## Records for processing

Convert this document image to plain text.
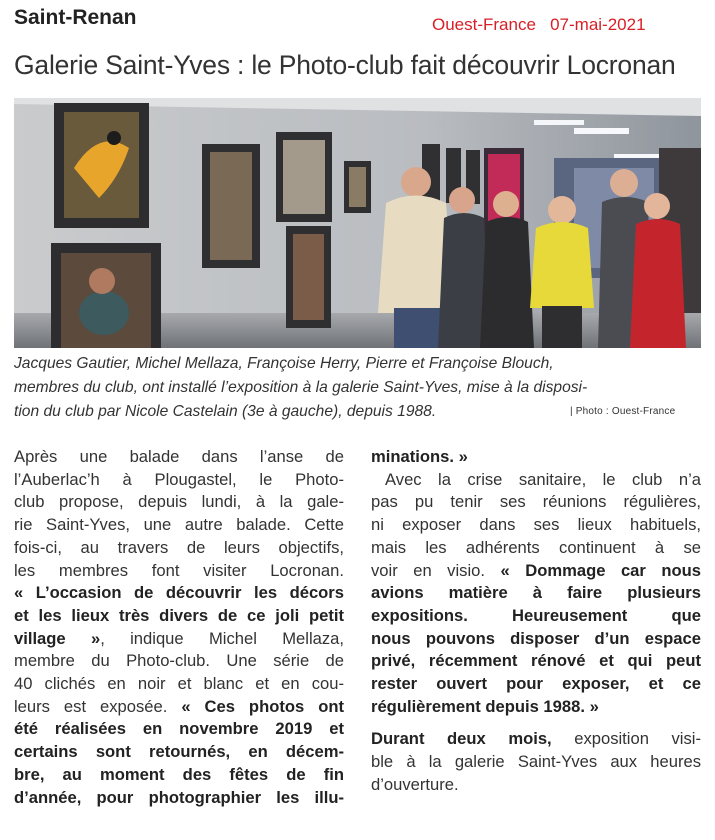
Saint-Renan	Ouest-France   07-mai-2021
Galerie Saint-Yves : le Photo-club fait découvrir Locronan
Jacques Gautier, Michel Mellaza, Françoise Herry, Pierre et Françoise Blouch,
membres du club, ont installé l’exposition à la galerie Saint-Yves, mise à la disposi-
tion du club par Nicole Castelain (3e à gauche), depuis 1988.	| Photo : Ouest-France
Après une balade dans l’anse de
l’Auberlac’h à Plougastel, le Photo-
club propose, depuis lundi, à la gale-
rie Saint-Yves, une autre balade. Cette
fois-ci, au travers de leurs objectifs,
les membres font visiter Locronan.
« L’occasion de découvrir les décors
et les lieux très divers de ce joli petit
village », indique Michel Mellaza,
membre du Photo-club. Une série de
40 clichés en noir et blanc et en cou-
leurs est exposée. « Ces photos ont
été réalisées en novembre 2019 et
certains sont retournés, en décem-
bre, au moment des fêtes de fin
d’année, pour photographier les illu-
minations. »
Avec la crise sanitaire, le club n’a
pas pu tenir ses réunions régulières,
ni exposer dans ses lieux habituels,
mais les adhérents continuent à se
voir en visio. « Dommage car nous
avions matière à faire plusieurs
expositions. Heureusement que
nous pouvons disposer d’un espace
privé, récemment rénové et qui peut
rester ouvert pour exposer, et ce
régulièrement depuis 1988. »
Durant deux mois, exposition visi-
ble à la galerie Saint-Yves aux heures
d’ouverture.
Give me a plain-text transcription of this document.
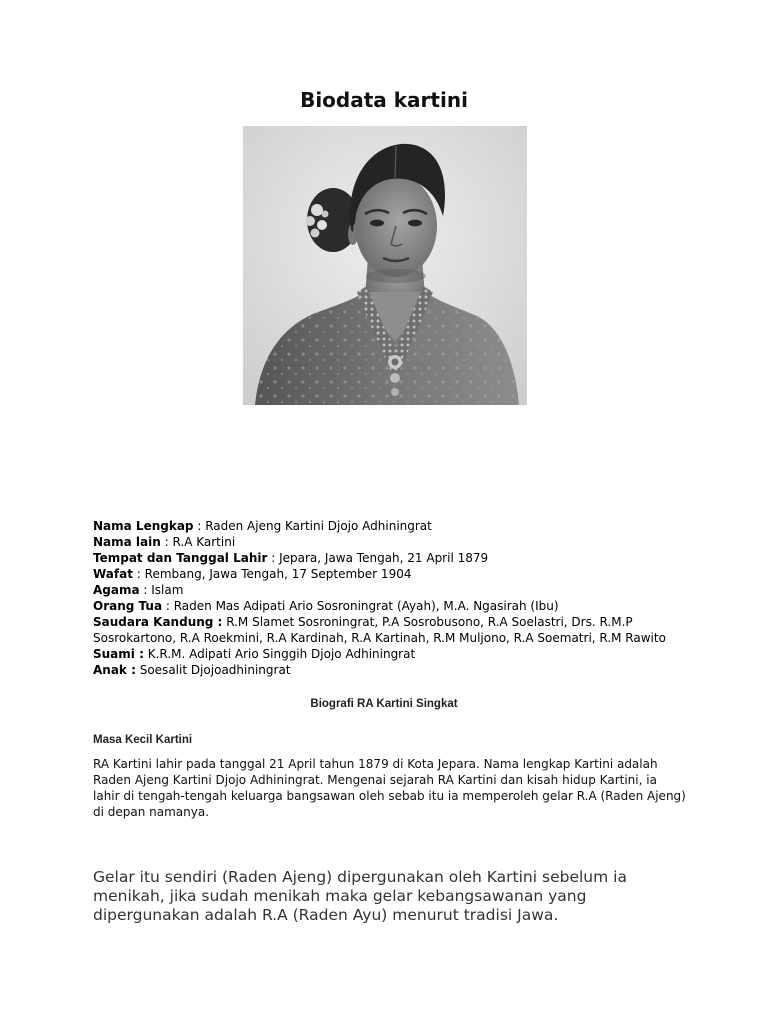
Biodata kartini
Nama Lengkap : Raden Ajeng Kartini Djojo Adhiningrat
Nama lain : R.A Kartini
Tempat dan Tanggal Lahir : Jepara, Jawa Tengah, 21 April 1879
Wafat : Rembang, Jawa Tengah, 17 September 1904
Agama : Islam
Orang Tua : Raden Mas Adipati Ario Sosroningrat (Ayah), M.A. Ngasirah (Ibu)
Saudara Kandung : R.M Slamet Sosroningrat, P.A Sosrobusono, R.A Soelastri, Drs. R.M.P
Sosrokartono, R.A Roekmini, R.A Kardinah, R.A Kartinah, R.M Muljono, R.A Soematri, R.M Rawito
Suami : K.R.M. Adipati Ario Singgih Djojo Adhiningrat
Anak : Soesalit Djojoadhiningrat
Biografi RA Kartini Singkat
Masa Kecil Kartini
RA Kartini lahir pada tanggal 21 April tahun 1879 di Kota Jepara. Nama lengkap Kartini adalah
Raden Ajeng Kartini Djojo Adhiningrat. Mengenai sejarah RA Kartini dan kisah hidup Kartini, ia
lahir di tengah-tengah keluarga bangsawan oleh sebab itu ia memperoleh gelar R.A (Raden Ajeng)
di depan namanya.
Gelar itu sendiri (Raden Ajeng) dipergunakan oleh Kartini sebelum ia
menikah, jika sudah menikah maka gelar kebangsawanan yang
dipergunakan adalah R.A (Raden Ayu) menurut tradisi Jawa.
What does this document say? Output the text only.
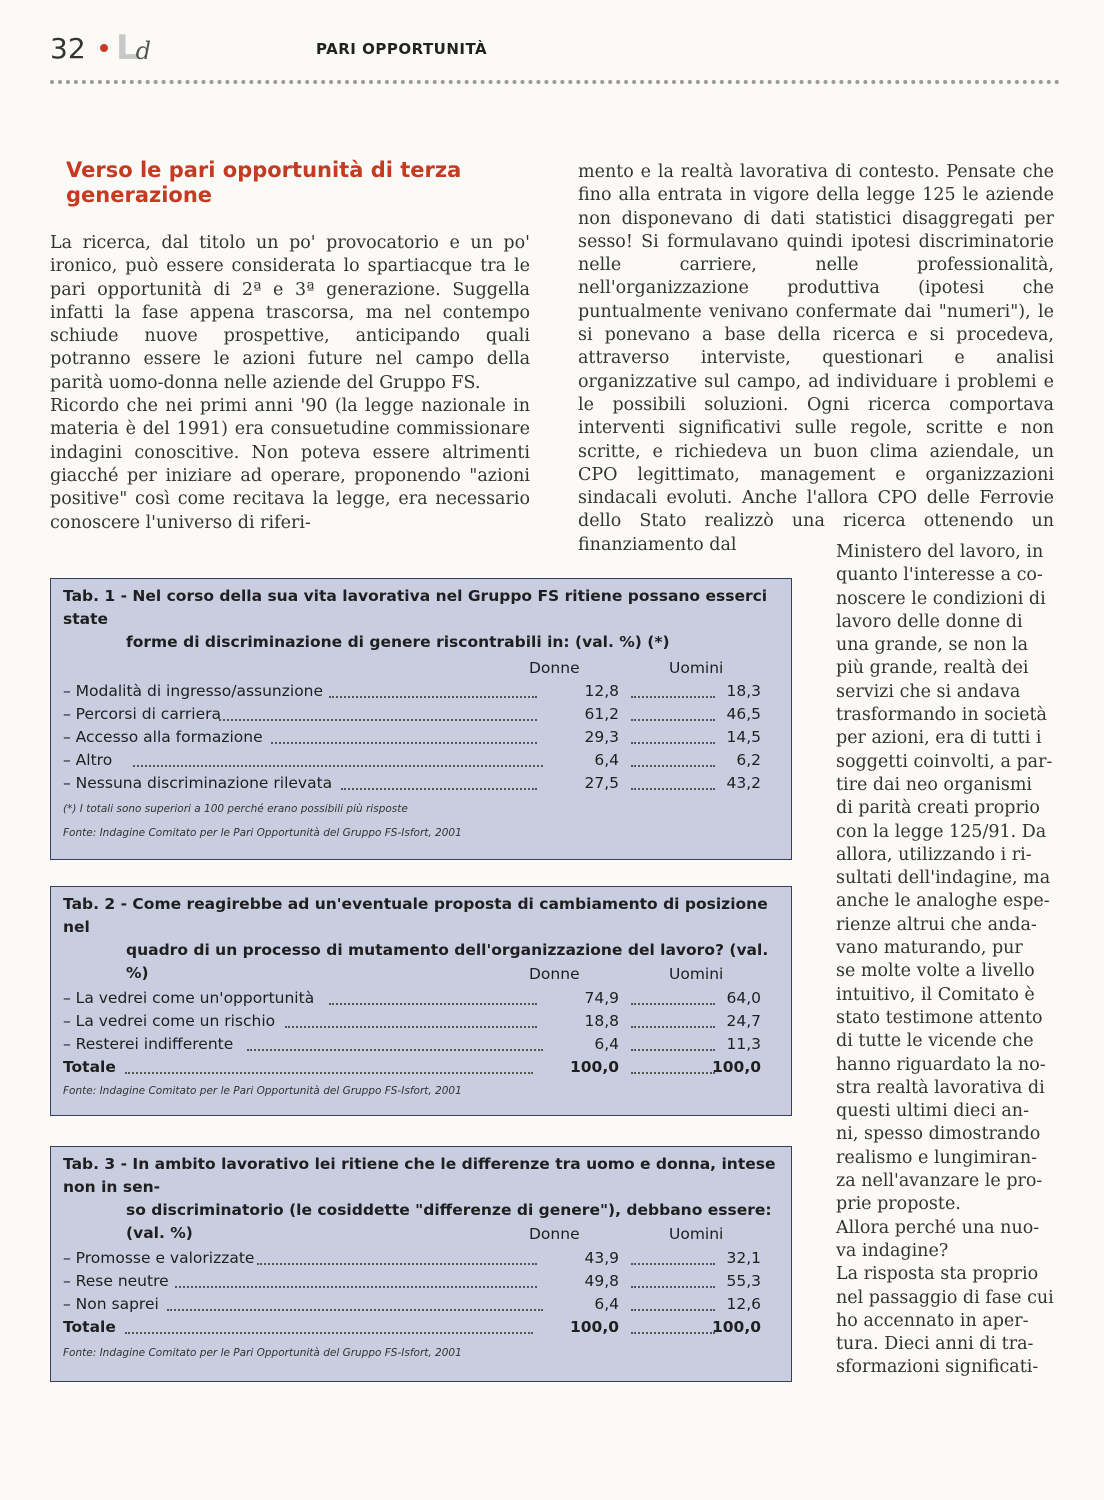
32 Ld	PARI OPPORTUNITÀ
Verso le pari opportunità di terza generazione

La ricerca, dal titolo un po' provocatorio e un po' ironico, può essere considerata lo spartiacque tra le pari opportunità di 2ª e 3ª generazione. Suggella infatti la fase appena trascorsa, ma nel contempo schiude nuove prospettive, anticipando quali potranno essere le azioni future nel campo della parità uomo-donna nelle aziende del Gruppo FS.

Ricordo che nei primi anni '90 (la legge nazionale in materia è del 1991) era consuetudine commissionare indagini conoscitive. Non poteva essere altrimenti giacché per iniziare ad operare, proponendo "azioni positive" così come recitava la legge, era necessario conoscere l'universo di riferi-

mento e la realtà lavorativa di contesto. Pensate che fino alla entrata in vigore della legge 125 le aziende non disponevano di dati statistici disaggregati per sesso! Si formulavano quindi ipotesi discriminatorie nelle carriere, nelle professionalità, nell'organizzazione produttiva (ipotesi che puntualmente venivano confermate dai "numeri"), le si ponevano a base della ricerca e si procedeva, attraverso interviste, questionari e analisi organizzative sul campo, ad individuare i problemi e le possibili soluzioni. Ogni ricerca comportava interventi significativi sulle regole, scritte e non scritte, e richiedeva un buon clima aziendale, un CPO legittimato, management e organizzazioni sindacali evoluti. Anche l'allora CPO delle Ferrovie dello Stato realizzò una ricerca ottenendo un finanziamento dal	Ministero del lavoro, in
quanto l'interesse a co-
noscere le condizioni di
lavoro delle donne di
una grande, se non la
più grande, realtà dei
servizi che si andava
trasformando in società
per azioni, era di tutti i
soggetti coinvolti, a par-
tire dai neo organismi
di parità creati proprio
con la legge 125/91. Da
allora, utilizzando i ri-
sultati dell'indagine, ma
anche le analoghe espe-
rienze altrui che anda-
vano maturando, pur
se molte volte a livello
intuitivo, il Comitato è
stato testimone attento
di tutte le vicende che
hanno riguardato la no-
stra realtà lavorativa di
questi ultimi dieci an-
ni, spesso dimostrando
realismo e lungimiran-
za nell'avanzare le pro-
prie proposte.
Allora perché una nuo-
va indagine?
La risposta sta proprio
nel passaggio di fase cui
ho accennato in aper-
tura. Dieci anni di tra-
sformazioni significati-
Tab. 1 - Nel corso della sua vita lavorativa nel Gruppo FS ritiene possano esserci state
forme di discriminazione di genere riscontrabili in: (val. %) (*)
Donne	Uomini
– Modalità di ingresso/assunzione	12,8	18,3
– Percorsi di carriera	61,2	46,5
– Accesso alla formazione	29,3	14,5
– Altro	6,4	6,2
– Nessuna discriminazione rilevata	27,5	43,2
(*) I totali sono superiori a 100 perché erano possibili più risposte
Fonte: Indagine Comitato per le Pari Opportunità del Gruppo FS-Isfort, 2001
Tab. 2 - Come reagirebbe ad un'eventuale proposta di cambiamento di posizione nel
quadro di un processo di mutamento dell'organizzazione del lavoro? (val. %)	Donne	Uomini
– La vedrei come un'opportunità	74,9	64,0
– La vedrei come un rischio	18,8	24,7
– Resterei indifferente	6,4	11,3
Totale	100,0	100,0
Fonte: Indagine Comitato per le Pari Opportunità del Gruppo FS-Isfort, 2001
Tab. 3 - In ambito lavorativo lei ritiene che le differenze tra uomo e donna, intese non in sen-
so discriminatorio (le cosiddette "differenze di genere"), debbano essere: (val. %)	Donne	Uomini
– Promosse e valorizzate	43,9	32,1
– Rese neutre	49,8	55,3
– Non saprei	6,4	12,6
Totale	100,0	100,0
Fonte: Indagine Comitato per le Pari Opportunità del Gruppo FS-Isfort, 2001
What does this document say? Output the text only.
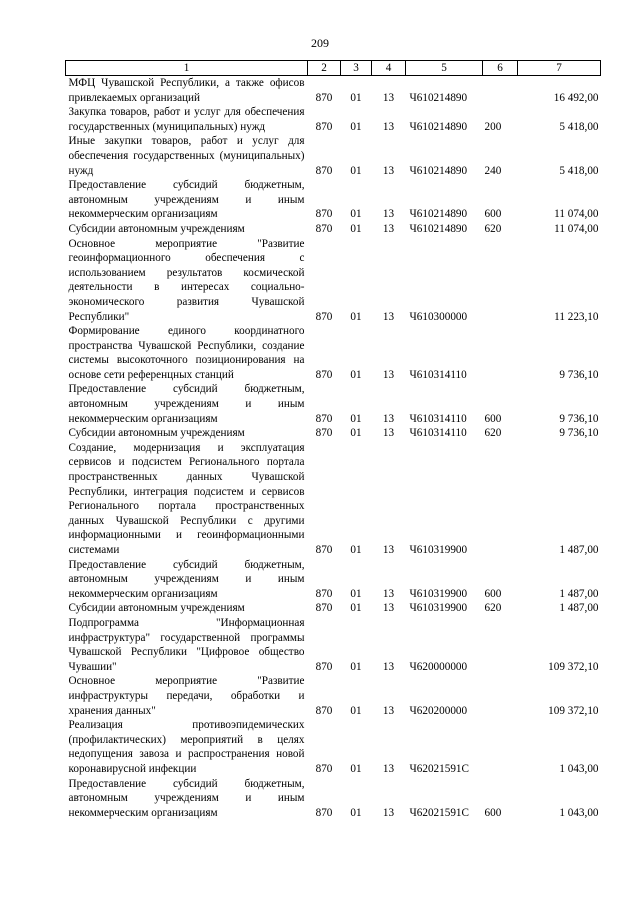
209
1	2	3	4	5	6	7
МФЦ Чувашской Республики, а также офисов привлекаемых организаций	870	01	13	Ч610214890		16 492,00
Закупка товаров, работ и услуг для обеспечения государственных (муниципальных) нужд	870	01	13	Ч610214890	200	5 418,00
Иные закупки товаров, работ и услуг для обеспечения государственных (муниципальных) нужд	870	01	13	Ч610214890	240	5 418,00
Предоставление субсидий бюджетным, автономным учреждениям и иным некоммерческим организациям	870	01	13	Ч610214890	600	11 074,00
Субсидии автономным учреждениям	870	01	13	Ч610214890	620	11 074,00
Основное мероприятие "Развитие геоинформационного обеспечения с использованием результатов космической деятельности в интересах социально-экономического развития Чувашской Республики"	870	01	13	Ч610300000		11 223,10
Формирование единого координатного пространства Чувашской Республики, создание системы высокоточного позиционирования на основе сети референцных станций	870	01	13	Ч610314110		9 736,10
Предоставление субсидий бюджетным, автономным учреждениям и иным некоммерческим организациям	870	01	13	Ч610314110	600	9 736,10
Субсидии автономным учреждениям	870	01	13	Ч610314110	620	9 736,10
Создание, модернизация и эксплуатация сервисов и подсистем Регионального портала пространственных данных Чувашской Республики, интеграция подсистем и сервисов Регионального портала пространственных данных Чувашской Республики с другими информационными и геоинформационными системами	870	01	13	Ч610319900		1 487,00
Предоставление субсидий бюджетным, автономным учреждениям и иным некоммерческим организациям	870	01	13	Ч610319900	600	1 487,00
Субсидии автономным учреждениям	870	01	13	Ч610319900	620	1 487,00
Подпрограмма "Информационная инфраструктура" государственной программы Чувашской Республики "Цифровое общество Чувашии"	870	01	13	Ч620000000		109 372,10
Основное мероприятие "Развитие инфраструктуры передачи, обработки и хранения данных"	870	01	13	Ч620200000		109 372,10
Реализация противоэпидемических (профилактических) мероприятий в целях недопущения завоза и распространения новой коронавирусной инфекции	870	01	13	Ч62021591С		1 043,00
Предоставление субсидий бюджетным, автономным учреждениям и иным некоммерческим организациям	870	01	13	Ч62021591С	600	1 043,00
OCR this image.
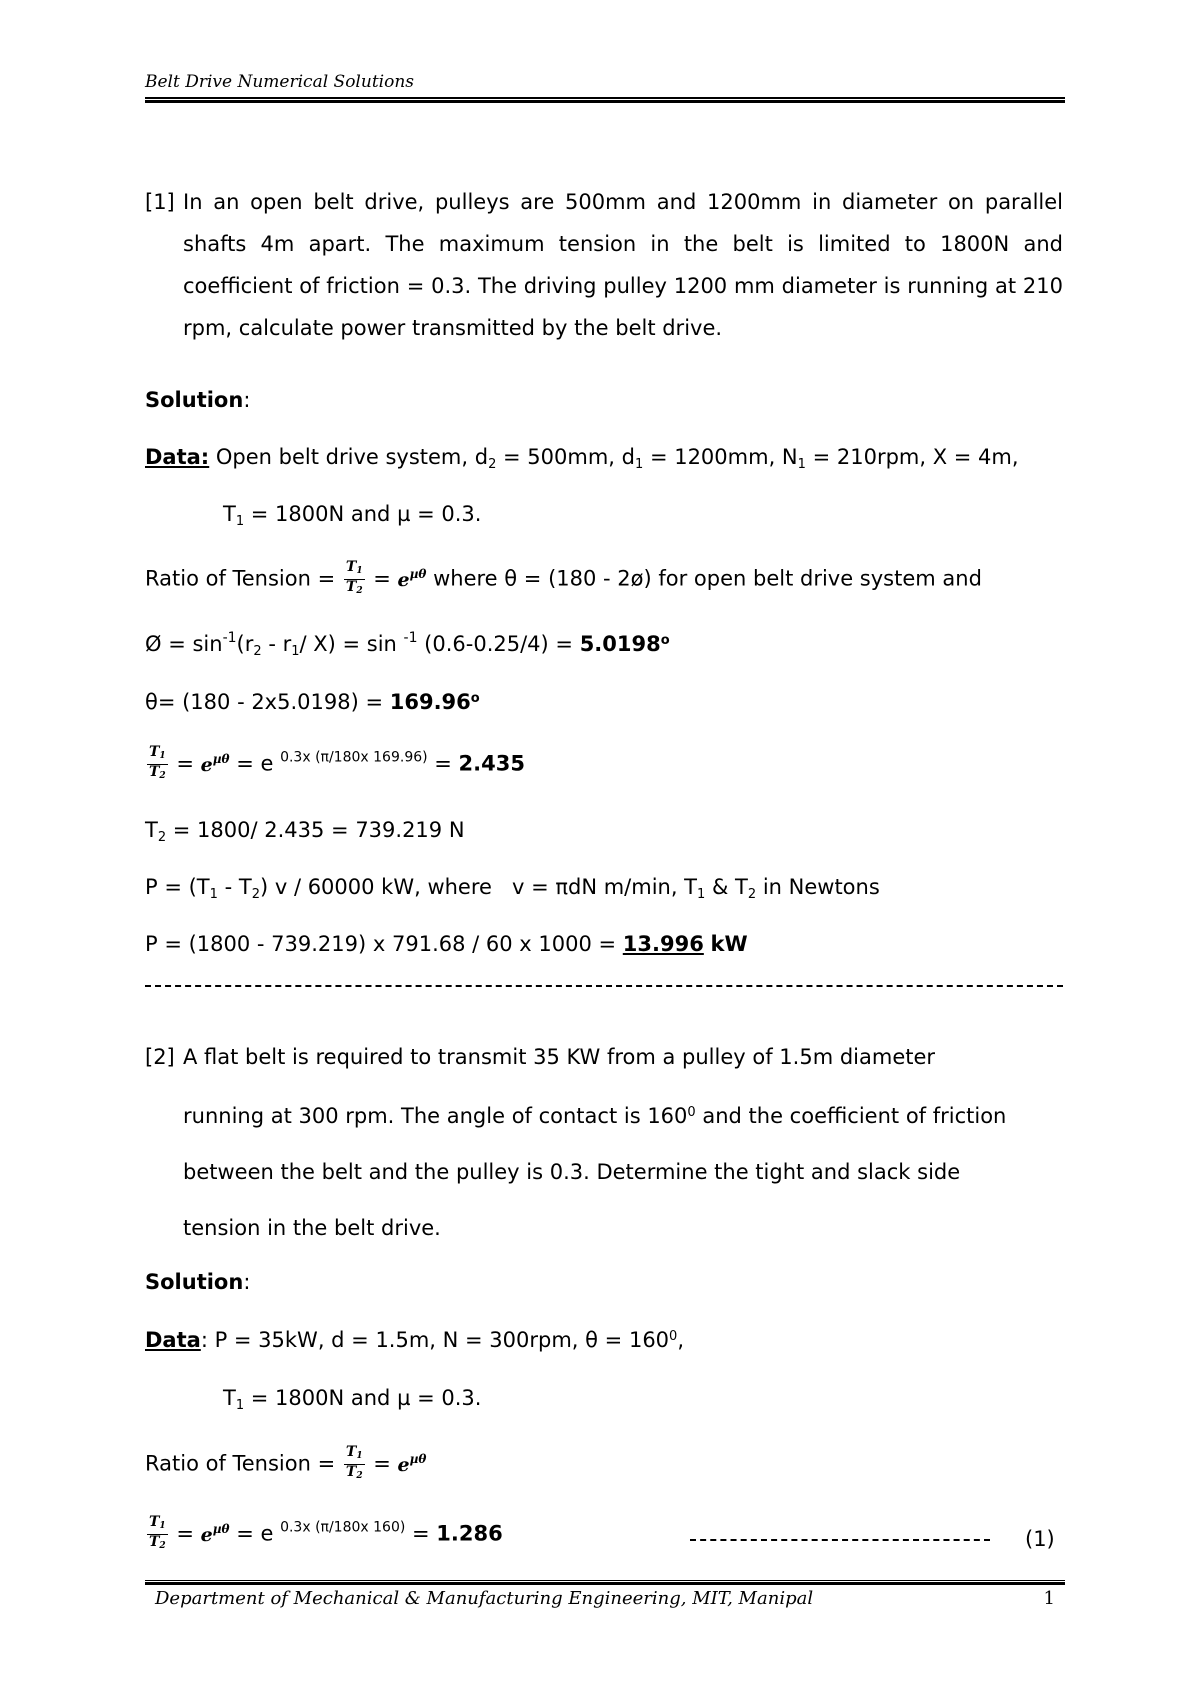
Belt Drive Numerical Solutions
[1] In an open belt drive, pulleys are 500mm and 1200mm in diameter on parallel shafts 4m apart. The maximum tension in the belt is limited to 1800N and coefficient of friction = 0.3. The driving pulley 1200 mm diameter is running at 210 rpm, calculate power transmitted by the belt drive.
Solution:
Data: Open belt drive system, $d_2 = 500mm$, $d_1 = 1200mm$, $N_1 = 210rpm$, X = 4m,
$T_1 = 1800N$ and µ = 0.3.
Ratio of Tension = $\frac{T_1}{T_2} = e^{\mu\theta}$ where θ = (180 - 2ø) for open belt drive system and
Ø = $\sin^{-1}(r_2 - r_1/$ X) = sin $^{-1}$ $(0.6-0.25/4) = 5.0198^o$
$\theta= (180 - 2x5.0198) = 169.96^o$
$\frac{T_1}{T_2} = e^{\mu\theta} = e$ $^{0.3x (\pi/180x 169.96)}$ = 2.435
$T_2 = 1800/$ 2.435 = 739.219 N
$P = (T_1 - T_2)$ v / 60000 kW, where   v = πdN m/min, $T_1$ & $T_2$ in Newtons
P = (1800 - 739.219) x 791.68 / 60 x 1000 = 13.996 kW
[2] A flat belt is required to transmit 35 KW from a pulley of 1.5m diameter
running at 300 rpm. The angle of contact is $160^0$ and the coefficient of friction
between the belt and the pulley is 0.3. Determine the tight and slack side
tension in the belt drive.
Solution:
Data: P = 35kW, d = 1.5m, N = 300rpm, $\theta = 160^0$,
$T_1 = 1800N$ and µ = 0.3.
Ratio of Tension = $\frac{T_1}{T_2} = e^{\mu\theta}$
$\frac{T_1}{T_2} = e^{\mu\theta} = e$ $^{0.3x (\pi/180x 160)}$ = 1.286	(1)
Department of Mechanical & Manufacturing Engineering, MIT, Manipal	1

## Your instructions
Copy out every line from the material above in which the word "running" appears.

## Reply to the exercise
[1] In an open belt drive, pulleys are 500mm and 1200mm in diameter on parallel shafts 4m apart. The maximum tension in the belt is limited to 1800N and coefficient of friction = 0.3. The driving pulley 1200 mm diameter is running at 210 rpm, calculate power transmitted by the belt drive.
running at 300 rpm. The angle of contact is $160^0$ and the coefficient of friction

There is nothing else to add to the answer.